▸ **Required work**: Find the lines of data that contain the string "spent", then list them.

Stored data:
·····

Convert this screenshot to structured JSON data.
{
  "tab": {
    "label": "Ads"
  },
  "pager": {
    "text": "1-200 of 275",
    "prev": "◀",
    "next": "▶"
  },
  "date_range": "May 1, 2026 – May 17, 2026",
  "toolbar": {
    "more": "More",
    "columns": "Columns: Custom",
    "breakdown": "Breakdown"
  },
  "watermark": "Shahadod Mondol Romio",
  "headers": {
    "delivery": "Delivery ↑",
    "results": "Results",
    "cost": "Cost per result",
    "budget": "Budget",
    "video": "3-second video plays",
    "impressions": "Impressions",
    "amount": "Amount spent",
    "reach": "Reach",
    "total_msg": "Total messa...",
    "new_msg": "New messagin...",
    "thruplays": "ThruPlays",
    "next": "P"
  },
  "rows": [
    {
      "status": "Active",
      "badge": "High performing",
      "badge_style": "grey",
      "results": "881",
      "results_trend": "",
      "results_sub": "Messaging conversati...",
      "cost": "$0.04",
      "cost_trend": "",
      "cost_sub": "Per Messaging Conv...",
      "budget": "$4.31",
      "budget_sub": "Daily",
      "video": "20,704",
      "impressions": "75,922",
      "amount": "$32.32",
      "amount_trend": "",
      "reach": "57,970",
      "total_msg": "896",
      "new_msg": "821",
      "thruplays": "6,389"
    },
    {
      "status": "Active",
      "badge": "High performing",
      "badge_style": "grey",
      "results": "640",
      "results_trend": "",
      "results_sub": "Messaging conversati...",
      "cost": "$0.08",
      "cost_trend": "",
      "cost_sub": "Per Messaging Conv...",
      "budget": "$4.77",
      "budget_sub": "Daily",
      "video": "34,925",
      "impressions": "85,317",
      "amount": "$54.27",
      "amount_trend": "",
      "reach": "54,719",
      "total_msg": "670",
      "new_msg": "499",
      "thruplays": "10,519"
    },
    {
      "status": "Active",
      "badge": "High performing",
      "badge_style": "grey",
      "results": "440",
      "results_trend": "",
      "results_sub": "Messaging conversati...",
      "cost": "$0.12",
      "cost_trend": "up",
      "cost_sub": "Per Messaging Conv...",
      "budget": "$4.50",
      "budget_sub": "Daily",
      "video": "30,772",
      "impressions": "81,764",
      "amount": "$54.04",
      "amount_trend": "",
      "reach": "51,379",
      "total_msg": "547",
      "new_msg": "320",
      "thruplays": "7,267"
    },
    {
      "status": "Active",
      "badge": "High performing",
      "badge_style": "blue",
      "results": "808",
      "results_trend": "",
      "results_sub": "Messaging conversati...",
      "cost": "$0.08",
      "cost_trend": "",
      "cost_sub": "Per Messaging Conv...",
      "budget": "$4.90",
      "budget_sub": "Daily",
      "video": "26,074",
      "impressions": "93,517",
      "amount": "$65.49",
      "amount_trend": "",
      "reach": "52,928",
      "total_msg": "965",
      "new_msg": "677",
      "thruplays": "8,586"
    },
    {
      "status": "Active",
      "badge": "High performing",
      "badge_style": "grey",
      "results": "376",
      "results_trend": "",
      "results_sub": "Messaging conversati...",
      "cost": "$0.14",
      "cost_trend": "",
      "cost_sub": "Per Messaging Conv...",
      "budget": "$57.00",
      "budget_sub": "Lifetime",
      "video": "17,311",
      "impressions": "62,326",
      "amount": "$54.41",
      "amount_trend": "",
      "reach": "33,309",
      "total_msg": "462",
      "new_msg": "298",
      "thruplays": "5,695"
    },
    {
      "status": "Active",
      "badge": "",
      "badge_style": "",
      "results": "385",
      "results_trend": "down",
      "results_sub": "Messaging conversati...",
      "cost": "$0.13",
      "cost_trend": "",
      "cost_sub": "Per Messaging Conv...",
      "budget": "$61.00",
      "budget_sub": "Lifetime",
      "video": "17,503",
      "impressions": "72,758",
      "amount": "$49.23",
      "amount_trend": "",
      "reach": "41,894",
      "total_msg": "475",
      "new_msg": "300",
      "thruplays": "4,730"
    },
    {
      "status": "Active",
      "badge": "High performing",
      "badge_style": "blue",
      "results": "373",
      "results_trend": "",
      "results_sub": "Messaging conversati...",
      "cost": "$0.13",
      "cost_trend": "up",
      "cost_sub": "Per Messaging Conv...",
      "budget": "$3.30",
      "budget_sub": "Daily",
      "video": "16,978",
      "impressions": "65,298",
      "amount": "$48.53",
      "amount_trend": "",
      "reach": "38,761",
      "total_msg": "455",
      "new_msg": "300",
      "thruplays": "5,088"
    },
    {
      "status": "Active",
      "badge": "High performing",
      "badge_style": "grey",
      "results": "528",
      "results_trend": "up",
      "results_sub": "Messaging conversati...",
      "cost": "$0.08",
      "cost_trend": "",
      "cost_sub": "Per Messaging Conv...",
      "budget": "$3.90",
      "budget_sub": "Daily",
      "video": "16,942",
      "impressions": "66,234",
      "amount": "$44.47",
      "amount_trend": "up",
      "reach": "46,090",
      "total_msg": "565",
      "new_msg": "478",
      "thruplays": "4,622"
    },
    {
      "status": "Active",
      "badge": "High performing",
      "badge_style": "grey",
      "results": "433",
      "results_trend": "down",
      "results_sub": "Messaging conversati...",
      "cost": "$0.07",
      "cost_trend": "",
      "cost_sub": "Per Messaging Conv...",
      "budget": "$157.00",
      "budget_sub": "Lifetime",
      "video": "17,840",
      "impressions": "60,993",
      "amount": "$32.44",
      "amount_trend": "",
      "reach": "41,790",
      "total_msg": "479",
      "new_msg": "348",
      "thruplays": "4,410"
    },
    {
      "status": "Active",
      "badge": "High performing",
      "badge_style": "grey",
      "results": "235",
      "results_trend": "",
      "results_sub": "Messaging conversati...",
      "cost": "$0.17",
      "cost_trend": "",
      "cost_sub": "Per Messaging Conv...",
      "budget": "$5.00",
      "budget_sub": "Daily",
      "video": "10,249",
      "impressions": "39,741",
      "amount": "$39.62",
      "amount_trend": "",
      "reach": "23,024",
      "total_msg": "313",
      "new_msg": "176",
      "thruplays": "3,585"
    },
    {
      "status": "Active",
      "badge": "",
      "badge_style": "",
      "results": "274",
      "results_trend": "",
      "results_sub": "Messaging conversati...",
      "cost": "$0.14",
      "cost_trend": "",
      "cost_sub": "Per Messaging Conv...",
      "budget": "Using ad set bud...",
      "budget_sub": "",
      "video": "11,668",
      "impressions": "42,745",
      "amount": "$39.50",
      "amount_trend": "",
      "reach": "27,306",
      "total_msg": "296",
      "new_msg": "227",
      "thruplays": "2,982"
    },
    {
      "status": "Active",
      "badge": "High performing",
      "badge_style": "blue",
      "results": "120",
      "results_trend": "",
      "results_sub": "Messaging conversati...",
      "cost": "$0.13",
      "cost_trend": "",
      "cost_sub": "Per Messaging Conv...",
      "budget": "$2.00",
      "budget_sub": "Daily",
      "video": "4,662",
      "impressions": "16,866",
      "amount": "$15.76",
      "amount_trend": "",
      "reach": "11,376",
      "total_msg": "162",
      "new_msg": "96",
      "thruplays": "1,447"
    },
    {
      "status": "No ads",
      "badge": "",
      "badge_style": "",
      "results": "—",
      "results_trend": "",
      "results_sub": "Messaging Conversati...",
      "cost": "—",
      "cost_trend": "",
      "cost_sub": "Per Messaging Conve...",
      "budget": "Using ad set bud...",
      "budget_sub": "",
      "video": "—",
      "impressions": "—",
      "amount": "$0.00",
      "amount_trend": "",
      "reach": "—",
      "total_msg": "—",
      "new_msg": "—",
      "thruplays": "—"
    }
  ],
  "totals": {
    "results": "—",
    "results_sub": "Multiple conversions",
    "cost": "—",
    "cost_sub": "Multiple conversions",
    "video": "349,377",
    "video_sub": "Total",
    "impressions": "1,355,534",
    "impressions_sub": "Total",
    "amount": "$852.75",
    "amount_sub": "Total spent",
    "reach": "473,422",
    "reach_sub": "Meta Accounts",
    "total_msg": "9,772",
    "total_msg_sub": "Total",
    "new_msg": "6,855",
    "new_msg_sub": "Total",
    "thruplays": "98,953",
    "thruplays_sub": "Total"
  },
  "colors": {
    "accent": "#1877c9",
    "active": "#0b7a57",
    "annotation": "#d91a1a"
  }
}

·····

▸ **The output**:
    "amount": "Amount spent",
    "amount_sub": "Total spent",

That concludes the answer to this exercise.